━━ AVAILABLE DATA ━━

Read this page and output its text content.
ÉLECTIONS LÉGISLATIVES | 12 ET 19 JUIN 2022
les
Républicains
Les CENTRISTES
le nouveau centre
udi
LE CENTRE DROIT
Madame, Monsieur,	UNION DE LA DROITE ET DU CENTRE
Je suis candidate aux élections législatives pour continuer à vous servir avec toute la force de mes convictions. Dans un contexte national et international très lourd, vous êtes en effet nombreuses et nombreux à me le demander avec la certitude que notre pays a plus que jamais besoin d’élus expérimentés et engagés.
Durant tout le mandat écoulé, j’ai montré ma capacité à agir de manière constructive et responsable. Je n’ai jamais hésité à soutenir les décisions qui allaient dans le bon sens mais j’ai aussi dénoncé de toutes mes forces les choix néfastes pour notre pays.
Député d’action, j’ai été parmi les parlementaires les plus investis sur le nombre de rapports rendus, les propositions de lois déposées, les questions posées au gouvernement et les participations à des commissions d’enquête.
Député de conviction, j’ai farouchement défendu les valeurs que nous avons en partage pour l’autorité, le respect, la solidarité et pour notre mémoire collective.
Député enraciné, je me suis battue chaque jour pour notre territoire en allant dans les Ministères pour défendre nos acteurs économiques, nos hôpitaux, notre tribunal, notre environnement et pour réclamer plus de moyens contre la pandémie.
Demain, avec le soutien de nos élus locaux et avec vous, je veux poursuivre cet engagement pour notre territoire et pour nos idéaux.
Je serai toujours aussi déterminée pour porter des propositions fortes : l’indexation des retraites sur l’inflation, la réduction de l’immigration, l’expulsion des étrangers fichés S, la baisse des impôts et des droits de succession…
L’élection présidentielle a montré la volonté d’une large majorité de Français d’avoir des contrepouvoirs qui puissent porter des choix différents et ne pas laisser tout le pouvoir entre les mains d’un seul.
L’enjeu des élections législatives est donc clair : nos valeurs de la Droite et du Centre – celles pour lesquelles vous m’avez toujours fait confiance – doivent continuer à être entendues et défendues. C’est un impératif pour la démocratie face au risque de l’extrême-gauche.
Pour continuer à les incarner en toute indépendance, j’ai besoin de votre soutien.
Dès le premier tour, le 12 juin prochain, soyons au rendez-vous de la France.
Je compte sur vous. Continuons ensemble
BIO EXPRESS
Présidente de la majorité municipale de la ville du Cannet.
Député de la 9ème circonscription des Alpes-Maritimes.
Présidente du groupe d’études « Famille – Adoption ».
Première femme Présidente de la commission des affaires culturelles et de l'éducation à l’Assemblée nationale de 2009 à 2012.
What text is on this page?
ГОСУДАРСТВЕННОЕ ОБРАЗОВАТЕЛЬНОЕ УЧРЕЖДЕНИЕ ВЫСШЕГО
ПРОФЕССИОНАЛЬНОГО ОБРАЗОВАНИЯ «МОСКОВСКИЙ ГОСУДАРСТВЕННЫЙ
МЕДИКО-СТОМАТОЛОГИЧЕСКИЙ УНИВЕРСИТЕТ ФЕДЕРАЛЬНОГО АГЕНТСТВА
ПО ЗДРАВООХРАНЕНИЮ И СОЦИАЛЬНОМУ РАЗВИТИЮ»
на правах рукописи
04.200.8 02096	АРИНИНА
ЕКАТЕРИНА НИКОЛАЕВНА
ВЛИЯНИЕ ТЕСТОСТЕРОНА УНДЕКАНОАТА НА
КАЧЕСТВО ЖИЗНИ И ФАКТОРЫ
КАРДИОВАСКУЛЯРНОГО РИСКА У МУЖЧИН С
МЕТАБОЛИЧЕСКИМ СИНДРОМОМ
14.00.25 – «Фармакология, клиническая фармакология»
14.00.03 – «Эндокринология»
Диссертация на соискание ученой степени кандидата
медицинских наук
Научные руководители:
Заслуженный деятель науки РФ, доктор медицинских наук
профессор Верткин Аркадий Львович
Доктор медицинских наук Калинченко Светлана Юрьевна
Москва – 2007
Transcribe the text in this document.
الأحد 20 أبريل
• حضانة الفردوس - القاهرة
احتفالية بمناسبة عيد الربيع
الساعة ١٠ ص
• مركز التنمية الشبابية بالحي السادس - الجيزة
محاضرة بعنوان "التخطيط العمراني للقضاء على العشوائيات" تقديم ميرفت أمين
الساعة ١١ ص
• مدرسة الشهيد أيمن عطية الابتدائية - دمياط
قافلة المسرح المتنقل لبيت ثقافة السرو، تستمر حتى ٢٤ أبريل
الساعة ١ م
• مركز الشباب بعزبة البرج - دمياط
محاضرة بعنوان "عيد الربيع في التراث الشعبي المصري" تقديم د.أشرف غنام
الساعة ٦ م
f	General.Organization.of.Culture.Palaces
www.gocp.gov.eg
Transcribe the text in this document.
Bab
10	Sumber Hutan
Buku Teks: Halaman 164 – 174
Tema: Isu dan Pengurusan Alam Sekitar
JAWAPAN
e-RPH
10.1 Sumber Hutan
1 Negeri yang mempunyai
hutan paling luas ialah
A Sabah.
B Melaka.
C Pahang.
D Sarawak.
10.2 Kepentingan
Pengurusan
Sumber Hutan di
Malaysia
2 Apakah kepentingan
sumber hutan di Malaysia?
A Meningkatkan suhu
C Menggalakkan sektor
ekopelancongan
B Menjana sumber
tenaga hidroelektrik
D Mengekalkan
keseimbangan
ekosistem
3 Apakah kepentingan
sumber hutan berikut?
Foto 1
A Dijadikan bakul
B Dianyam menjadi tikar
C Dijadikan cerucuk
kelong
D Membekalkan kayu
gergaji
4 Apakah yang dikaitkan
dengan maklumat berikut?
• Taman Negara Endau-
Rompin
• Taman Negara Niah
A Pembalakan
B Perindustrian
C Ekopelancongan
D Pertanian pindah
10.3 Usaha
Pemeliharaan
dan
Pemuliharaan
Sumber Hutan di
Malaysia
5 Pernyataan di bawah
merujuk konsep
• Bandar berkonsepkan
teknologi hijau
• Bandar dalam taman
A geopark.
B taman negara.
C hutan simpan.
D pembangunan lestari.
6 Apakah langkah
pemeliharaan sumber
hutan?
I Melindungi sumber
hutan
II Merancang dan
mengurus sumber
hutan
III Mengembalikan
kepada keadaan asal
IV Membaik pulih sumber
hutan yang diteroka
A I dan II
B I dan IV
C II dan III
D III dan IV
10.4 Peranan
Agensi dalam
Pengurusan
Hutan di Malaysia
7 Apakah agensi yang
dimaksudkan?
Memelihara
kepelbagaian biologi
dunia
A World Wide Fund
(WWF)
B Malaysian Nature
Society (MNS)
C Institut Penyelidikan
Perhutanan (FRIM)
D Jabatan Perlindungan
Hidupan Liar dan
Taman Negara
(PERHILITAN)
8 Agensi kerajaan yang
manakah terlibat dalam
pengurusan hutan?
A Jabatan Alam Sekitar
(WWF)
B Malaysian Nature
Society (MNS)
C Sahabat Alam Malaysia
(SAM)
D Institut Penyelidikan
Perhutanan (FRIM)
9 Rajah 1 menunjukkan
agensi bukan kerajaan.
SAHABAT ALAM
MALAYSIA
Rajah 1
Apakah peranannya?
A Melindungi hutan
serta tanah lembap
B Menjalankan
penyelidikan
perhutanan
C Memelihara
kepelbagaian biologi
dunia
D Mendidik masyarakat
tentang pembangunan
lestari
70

━━━

__TASK DETAILS__: Transcribe each entry precisely, missing none.

__FINISHED EXERCISE__:
Read this page and output its text content.
ÉLECTIONS LÉGISLATIVES | 12 ET 19 JUIN 2022
les
Républicains
Les CENTRISTES
le nouveau centre
udi
LE CENTRE DROIT
Madame, Monsieur,	UNION DE LA DROITE ET DU CENTRE
Je suis candidate aux élections législatives pour continuer à vous servir avec toute la force de mes convictions. Dans un contexte national et international très lourd, vous êtes en effet nombreuses et nombreux à me le demander avec la certitude que notre pays a plus que jamais besoin d’élus expérimentés et engagés.
Durant tout le mandat écoulé, j’ai montré ma capacité à agir de manière constructive et responsable. Je n’ai jamais hésité à soutenir les décisions qui allaient dans le bon sens mais j’ai aussi dénoncé de toutes mes forces les choix néfastes pour notre pays.
Député d’action, j’ai été parmi les parlementaires les plus investis sur le nombre de rapports rendus, les propositions de lois déposées, les questions posées au gouvernement et les participations à des commissions d’enquête.
Député de conviction, j’ai farouchement défendu les valeurs que nous avons en partage pour l’autorité, le respect, la solidarité et pour notre mémoire collective.
Député enraciné, je me suis battue chaque jour pour notre territoire en allant dans les Ministères pour défendre nos acteurs économiques, nos hôpitaux, notre tribunal, notre environnement et pour réclamer plus de moyens contre la pandémie.
Demain, avec le soutien de nos élus locaux et avec vous, je veux poursuivre cet engagement pour notre territoire et pour nos idéaux.
Je serai toujours aussi déterminée pour porter des propositions fortes : l’indexation des retraites sur l’inflation, la réduction de l’immigration, l’expulsion des étrangers fichés S, la baisse des impôts et des droits de succession…
L’élection présidentielle a montré la volonté d’une large majorité de Français d’avoir des contrepouvoirs qui puissent porter des choix différents et ne pas laisser tout le pouvoir entre les mains d’un seul.
L’enjeu des élections législatives est donc clair : nos valeurs de la Droite et du Centre – celles pour lesquelles vous m’avez toujours fait confiance – doivent continuer à être entendues et défendues. C’est un impératif pour la démocratie face au risque de l’extrême-gauche.
Pour continuer à les incarner en toute indépendance, j’ai besoin de votre soutien.
Dès le premier tour, le 12 juin prochain, soyons au rendez-vous de la France.
Je compte sur vous. Continuons ensemble
BIO EXPRESS
Présidente de la majorité municipale de la ville du Cannet.
Député de la 9ème circonscription des Alpes-Maritimes.
Présidente du groupe d’études « Famille – Adoption ».
Première femme Présidente de la commission des affaires culturelles et de l'éducation à l’Assemblée nationale de 2009 à 2012.
What text is on this page?
ГОСУДАРСТВЕННОЕ ОБРАЗОВАТЕЛЬНОЕ УЧРЕЖДЕНИЕ ВЫСШЕГО
ПРОФЕССИОНАЛЬНОГО ОБРАЗОВАНИЯ «МОСКОВСКИЙ ГОСУДАРСТВЕННЫЙ
МЕДИКО-СТОМАТОЛОГИЧЕСКИЙ УНИВЕРСИТЕТ ФЕДЕРАЛЬНОГО АГЕНТСТВА
ПО ЗДРАВООХРАНЕНИЮ И СОЦИАЛЬНОМУ РАЗВИТИЮ»
на правах рукописи
04.200.8 02096	АРИНИНА
ЕКАТЕРИНА НИКОЛАЕВНА
ВЛИЯНИЕ ТЕСТОСТЕРОНА УНДЕКАНОАТА НА
КАЧЕСТВО ЖИЗНИ И ФАКТОРЫ
КАРДИОВАСКУЛЯРНОГО РИСКА У МУЖЧИН С
МЕТАБОЛИЧЕСКИМ СИНДРОМОМ
14.00.25 – «Фармакология, клиническая фармакология»
14.00.03 – «Эндокринология»
Диссертация на соискание ученой степени кандидата
медицинских наук
Научные руководители:
Заслуженный деятель науки РФ, доктор медицинских наук
профессор Верткин Аркадий Львович
Доктор медицинских наук Калинченко Светлана Юрьевна
Москва – 2007
Transcribe the text in this document.
الأحد 20 أبريل
• حضانة الفردوس - القاهرة
احتفالية بمناسبة عيد الربيع
الساعة ١٠ ص
• مركز التنمية الشبابية بالحي السادس - الجيزة
محاضرة بعنوان "التخطيط العمراني للقضاء على العشوائيات" تقديم ميرفت أمين
الساعة ١١ ص
• مدرسة الشهيد أيمن عطية الابتدائية - دمياط
قافلة المسرح المتنقل لبيت ثقافة السرو، تستمر حتى ٢٤ أبريل
الساعة ١ م
• مركز الشباب بعزبة البرج - دمياط
محاضرة بعنوان "عيد الربيع في التراث الشعبي المصري" تقديم د.أشرف غنام
الساعة ٦ م
f	General.Organization.of.Culture.Palaces
www.gocp.gov.eg
Transcribe the text in this document.
Bab
10	Sumber Hutan
Buku Teks: Halaman 164 – 174
Tema: Isu dan Pengurusan Alam Sekitar
JAWAPAN
e-RPH
10.1 Sumber Hutan
1 Negeri yang mempunyai
hutan paling luas ialah
A Sabah.
B Melaka.
C Pahang.
D Sarawak.
10.2 Kepentingan
Pengurusan
Sumber Hutan di
Malaysia
2 Apakah kepentingan
sumber hutan di Malaysia?
A Meningkatkan suhu
C Menggalakkan sektor
ekopelancongan
B Menjana sumber
tenaga hidroelektrik
D Mengekalkan
keseimbangan
ekosistem
3 Apakah kepentingan
sumber hutan berikut?
Foto 1
A Dijadikan bakul
B Dianyam menjadi tikar
C Dijadikan cerucuk
kelong
D Membekalkan kayu
gergaji
4 Apakah yang dikaitkan
dengan maklumat berikut?
• Taman Negara Endau-
Rompin
• Taman Negara Niah
A Pembalakan
B Perindustrian
C Ekopelancongan
D Pertanian pindah
10.3 Usaha
Pemeliharaan
dan
Pemuliharaan
Sumber Hutan di
Malaysia
5 Pernyataan di bawah
merujuk konsep
• Bandar berkonsepkan
teknologi hijau
• Bandar dalam taman
A geopark.
B taman negara.
C hutan simpan.
D pembangunan lestari.
6 Apakah langkah
pemeliharaan sumber
hutan?
I Melindungi sumber
hutan
II Merancang dan
mengurus sumber
hutan
III Mengembalikan
kepada keadaan asal
IV Membaik pulih sumber
hutan yang diteroka
A I dan II
B I dan IV
C II dan III
D III dan IV
10.4 Peranan
Agensi dalam
Pengurusan
Hutan di Malaysia
7 Apakah agensi yang
dimaksudkan?
Memelihara
kepelbagaian biologi
dunia
A World Wide Fund
(WWF)
B Malaysian Nature
Society (MNS)
C Institut Penyelidikan
Perhutanan (FRIM)
D Jabatan Perlindungan
Hidupan Liar dan
Taman Negara
(PERHILITAN)
8 Agensi kerajaan yang
manakah terlibat dalam
pengurusan hutan?
A Jabatan Alam Sekitar
(WWF)
B Malaysian Nature
Society (MNS)
C Sahabat Alam Malaysia
(SAM)
D Institut Penyelidikan
Perhutanan (FRIM)
9 Rajah 1 menunjukkan
agensi bukan kerajaan.
SAHABAT ALAM
MALAYSIA
Rajah 1
Apakah peranannya?
A Melindungi hutan
serta tanah lembap
B Menjalankan
penyelidikan
perhutanan
C Memelihara
kepelbagaian biologi
dunia
D Mendidik masyarakat
tentang pembangunan
lestari
70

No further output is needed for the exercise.